Task prompt:
Edit the stretch of rows from the one containing "y-tick-label: 0.5 xyxy=(535,204,556,221)" through the one containing "x-tick-line: cap xyxy=(90,439,114,455)" by changing "y-tick-label" to "y-axis-tick-label", with everything else left as it is. Write out only those rows.

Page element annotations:

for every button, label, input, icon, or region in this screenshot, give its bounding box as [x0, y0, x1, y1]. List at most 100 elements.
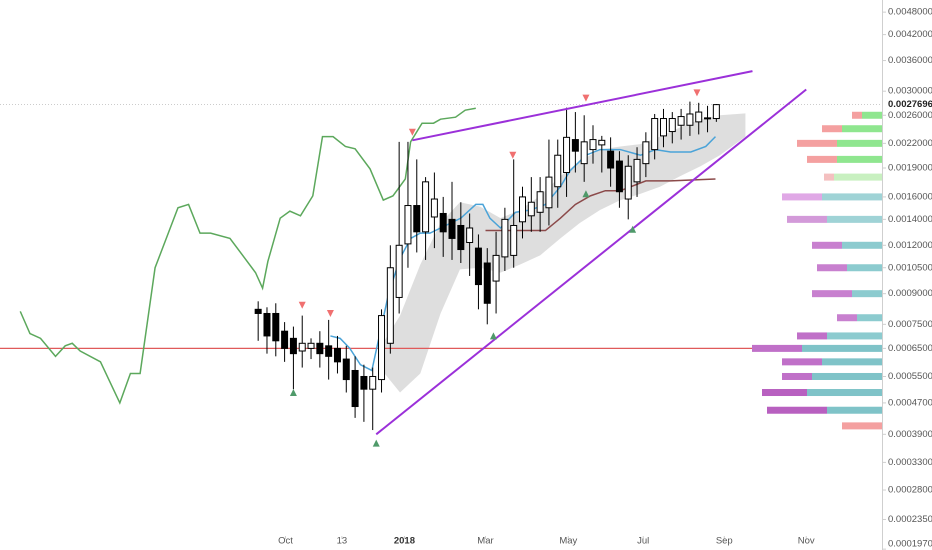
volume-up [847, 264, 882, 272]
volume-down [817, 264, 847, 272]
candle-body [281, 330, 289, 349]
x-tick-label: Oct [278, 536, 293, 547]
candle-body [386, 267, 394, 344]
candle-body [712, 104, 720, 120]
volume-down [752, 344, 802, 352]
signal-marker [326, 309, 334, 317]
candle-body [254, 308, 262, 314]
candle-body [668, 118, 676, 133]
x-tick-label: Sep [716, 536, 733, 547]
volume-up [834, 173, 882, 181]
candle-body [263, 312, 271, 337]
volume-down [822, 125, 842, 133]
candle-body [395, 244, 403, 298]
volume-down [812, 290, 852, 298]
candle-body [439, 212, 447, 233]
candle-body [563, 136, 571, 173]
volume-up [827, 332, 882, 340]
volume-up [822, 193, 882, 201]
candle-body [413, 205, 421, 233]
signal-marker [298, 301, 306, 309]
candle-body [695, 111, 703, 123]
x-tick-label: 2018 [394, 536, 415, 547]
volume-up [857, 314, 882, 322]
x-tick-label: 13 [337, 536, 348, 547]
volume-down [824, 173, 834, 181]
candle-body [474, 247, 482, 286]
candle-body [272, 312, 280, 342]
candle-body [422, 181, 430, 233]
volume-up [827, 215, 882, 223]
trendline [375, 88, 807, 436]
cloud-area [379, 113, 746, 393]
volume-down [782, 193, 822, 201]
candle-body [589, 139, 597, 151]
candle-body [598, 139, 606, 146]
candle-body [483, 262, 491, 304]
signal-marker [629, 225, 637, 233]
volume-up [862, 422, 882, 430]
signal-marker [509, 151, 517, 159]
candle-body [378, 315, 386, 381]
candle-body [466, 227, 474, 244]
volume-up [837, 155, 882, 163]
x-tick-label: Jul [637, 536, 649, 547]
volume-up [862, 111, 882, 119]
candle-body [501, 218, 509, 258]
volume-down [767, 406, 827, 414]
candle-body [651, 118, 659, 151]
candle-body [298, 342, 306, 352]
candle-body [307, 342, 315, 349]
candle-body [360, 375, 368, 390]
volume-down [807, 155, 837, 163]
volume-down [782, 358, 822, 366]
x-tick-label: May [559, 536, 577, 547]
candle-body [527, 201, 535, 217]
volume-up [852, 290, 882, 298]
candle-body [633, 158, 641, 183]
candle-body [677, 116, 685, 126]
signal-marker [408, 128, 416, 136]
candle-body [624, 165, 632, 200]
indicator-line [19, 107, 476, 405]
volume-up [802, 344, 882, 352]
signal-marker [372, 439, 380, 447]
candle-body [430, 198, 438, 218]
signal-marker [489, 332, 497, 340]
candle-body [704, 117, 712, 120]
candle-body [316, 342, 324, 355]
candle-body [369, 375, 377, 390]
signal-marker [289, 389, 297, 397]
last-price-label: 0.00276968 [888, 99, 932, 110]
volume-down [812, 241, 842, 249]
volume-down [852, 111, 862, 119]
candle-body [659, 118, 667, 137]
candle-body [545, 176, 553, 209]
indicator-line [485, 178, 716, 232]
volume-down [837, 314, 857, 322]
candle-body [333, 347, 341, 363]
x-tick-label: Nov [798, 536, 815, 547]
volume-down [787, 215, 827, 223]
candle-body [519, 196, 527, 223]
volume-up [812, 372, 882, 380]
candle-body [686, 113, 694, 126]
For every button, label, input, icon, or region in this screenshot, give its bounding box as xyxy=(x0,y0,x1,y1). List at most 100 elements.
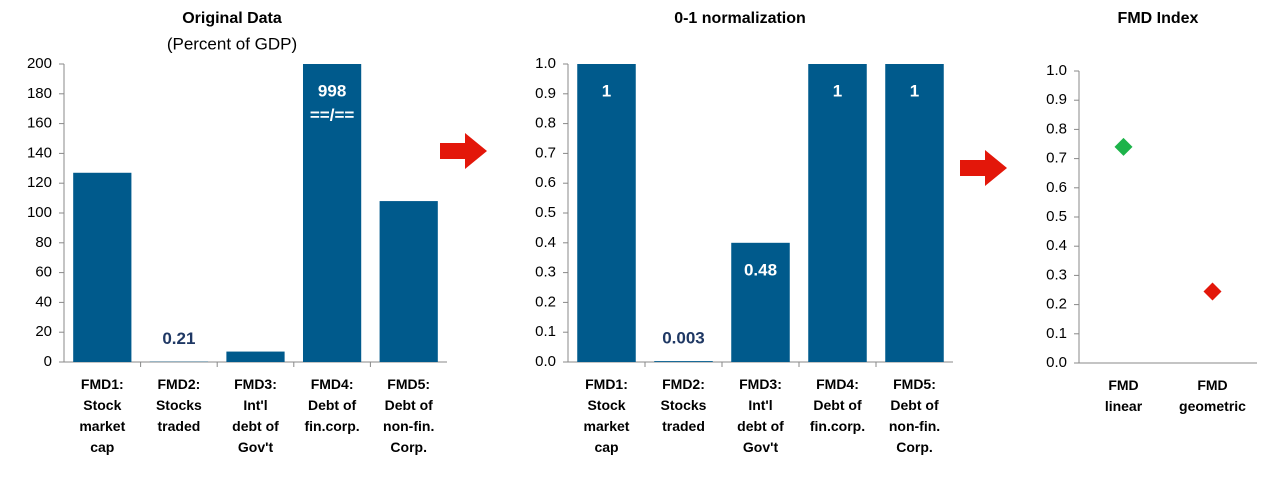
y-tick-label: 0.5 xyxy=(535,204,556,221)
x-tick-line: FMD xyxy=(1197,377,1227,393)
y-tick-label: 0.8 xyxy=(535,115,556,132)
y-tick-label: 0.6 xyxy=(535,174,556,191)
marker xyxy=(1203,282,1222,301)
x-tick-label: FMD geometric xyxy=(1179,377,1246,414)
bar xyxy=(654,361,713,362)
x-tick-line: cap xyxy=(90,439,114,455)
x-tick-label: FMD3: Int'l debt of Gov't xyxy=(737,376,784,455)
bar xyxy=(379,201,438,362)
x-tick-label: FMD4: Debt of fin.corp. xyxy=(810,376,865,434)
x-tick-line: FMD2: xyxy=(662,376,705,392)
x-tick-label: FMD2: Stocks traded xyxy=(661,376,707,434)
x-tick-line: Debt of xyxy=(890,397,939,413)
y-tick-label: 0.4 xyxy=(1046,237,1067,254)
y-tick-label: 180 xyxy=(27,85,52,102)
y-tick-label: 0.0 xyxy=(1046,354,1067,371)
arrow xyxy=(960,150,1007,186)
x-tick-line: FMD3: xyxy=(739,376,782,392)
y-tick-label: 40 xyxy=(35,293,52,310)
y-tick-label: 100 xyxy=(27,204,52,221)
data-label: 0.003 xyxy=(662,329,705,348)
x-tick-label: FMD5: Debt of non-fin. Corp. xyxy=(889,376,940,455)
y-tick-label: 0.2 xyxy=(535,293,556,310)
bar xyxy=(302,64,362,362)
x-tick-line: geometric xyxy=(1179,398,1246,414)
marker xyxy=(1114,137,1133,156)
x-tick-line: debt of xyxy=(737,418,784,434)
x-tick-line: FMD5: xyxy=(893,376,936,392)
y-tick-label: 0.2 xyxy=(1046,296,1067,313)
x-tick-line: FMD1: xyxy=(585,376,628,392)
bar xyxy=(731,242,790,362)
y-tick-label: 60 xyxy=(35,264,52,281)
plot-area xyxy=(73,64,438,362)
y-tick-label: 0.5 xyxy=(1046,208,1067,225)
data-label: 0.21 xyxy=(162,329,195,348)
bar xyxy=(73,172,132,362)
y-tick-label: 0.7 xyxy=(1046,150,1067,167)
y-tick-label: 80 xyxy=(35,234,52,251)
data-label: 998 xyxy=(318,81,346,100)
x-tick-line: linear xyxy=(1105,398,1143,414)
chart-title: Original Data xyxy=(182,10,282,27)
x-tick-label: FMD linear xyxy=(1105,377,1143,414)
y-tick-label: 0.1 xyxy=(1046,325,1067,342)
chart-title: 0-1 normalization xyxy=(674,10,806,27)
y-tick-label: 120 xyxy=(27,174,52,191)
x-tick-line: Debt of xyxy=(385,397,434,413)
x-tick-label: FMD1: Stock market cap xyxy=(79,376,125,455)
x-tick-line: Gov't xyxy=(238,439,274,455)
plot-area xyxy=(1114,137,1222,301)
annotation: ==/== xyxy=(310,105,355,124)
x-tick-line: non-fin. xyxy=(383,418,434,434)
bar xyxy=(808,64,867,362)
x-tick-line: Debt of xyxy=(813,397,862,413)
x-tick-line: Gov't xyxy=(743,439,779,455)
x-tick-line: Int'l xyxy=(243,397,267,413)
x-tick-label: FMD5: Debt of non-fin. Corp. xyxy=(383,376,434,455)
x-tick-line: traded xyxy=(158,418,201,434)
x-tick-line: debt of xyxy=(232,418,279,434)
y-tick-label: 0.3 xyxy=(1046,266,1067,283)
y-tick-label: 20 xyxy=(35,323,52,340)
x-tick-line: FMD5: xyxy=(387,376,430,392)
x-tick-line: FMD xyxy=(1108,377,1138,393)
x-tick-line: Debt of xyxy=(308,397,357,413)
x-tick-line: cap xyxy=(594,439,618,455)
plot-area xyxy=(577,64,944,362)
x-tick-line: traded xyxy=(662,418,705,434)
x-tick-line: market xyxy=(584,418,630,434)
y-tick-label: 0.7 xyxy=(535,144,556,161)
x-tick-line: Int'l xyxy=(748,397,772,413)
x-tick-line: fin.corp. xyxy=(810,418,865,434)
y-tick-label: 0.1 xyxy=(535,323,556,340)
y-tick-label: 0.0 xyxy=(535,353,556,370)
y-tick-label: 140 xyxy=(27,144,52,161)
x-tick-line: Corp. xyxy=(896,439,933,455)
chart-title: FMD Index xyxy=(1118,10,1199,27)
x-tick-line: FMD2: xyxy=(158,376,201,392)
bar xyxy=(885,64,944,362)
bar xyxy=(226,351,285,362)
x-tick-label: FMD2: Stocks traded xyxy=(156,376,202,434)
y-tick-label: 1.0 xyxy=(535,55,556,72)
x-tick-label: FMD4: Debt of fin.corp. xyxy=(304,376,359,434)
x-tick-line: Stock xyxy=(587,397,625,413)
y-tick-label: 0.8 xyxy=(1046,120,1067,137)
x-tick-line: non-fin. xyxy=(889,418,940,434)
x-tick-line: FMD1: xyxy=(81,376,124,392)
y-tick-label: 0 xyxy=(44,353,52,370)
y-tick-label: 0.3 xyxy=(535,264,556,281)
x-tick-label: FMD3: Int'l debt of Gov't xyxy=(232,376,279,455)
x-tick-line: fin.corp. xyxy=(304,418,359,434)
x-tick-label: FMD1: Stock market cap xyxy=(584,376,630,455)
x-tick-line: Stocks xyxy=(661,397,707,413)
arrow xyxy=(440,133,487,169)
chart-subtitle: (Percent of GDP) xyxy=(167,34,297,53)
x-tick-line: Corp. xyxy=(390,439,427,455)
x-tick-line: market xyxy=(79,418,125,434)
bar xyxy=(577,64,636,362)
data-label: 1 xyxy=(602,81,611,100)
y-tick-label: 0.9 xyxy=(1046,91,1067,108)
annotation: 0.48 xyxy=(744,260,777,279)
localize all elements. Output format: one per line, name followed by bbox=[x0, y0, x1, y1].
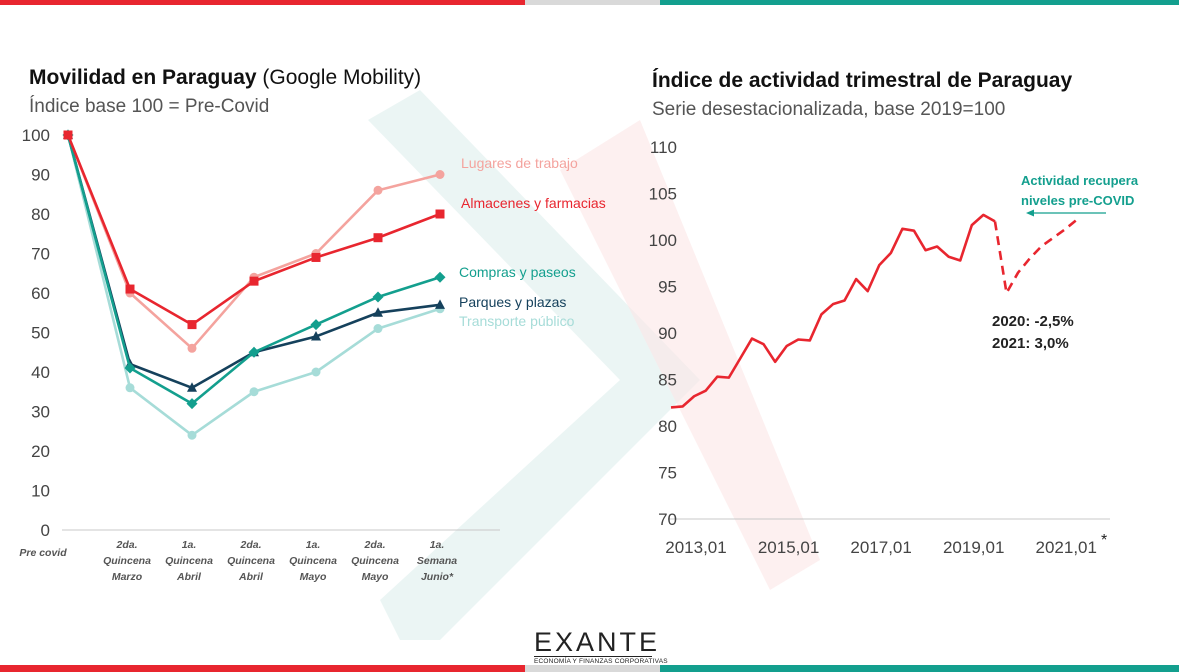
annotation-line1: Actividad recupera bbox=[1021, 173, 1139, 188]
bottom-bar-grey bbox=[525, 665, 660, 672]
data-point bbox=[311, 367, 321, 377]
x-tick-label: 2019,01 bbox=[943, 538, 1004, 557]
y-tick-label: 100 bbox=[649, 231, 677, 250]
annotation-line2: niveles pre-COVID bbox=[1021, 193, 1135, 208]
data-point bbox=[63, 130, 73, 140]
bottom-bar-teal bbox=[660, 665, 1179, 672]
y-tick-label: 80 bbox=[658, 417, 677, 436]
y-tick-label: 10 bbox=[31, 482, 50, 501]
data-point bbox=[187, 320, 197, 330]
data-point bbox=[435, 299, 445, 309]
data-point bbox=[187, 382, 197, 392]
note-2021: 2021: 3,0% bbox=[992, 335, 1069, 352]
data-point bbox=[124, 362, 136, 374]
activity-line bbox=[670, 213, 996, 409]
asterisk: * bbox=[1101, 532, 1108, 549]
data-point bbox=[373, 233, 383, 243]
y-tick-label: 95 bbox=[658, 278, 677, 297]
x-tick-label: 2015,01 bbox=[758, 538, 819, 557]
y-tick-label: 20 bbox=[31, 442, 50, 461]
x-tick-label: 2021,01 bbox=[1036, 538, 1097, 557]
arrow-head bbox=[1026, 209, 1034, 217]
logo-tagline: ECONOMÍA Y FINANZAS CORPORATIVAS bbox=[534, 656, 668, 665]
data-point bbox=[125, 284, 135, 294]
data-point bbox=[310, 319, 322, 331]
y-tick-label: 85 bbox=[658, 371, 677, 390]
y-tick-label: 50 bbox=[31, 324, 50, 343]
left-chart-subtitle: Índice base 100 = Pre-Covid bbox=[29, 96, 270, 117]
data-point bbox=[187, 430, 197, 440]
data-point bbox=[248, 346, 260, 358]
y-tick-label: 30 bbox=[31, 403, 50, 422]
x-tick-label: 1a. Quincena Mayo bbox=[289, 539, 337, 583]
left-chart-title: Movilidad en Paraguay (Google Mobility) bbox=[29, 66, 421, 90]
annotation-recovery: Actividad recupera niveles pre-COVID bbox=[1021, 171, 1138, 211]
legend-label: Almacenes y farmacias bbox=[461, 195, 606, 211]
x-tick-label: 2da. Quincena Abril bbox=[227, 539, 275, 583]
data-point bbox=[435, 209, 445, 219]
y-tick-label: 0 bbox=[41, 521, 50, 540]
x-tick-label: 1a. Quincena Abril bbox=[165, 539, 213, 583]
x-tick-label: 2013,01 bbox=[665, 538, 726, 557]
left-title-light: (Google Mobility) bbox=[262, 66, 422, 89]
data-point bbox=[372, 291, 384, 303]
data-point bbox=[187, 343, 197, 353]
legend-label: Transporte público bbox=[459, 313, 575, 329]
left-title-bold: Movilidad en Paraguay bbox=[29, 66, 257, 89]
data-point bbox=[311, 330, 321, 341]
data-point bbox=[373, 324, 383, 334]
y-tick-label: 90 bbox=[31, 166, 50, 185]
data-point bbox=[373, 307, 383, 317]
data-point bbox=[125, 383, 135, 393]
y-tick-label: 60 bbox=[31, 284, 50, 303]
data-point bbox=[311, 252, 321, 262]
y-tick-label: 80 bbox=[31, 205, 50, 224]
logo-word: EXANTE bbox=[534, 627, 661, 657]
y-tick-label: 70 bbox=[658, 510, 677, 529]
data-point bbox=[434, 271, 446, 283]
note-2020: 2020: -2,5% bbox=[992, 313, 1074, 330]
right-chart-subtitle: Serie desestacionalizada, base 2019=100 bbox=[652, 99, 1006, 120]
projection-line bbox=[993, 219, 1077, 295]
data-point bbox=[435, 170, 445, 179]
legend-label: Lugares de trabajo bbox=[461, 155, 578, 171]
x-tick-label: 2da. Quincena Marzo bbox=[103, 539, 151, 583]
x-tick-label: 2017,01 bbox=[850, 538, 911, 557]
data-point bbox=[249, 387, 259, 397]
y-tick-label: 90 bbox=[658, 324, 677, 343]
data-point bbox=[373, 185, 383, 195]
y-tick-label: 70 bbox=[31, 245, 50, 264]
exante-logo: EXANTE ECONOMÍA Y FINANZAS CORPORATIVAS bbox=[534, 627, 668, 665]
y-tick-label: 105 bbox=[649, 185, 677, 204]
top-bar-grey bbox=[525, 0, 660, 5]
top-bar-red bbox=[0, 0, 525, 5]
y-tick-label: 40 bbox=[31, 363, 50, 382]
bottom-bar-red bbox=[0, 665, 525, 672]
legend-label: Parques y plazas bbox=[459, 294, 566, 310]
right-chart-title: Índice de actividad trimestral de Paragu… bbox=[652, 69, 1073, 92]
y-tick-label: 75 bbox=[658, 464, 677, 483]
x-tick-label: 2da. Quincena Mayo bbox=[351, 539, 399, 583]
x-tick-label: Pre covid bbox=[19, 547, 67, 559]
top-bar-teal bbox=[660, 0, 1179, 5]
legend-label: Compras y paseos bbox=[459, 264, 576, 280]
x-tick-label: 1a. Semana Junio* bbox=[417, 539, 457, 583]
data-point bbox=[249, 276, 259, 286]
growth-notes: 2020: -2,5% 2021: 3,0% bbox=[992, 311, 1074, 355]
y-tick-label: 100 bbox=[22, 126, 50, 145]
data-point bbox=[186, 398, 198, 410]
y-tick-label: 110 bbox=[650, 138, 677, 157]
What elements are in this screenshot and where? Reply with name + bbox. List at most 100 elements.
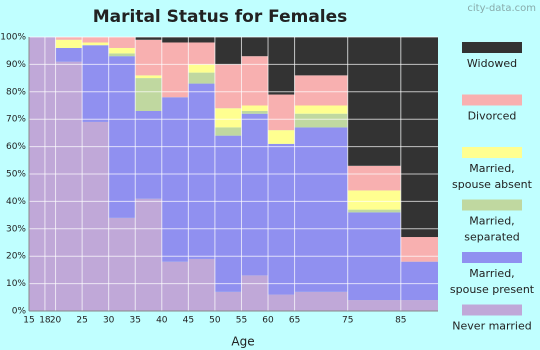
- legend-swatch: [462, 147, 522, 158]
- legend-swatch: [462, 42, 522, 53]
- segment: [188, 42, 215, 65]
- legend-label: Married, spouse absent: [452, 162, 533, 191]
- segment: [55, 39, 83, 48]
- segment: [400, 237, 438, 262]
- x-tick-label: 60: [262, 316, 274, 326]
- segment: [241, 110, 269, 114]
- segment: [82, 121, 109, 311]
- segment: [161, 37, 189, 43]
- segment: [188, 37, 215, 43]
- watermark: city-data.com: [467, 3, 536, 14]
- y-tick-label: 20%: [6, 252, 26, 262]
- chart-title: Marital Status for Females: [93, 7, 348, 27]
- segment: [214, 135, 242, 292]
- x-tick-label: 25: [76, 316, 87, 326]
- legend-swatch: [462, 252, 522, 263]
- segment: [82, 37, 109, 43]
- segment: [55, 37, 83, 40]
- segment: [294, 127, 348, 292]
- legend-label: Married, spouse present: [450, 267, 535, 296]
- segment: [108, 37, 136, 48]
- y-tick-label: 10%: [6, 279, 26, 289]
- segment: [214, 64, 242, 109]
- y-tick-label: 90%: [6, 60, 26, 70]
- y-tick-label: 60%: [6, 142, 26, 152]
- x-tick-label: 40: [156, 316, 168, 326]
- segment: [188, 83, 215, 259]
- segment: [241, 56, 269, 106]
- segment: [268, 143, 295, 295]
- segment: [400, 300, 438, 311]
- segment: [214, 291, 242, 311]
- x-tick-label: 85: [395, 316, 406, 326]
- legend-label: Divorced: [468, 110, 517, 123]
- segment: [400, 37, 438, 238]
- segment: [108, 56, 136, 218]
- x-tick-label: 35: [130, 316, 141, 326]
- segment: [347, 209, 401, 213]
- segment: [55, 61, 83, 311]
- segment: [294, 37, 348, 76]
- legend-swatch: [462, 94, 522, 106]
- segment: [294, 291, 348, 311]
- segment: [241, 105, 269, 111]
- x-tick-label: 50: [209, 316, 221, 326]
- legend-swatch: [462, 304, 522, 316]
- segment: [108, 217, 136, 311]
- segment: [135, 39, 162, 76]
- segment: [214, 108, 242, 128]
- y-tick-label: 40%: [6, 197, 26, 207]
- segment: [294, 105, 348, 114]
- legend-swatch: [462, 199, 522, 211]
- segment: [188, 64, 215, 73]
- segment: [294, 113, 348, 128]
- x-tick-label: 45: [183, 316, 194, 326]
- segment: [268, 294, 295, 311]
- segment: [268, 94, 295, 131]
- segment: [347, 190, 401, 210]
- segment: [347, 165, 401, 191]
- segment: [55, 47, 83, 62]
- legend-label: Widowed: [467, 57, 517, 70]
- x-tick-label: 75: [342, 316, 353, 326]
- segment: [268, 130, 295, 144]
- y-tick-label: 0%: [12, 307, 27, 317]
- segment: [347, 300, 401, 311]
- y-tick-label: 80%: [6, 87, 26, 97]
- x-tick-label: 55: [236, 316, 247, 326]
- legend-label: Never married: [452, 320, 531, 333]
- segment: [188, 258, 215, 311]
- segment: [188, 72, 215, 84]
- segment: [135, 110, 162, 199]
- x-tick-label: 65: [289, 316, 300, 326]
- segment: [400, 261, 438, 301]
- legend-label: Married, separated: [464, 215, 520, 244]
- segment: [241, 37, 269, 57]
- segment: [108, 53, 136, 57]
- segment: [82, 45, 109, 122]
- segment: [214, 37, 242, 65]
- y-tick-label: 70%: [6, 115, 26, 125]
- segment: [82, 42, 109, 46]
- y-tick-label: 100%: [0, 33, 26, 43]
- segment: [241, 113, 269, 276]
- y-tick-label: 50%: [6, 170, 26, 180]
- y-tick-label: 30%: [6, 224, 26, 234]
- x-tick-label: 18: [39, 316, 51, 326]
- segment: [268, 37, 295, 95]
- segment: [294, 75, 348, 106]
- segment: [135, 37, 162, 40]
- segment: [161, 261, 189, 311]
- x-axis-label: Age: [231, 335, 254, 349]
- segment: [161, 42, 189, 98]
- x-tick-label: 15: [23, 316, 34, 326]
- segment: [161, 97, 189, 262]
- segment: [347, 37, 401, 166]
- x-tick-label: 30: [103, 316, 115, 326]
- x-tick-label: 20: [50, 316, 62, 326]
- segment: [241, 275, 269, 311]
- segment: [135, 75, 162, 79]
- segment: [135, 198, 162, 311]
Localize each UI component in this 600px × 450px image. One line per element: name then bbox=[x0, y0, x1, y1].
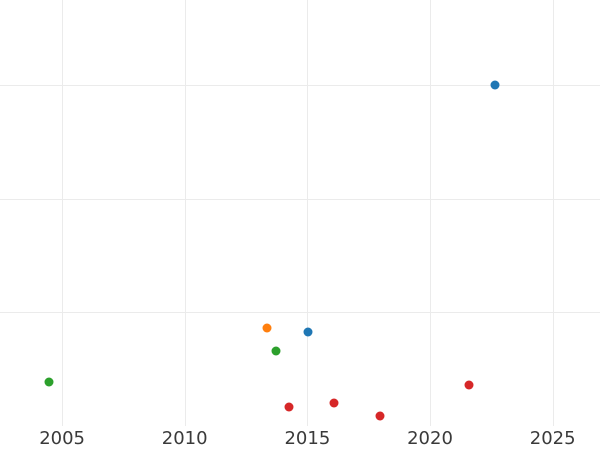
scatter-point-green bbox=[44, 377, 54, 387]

The completed task:
y-axis-tick-label: 0.5 xyxy=(535,204,556,221)
x-tick-line: FMD xyxy=(1197,377,1227,393)
y-axis-tick-label: 0.8 xyxy=(535,115,556,132)
y-axis-tick-label: 0.6 xyxy=(535,174,556,191)
marker xyxy=(1203,282,1222,301)
x-tick-label: FMD geometric xyxy=(1179,377,1246,414)
bar xyxy=(654,361,713,362)
x-tick-line: cap xyxy=(90,439,114,455)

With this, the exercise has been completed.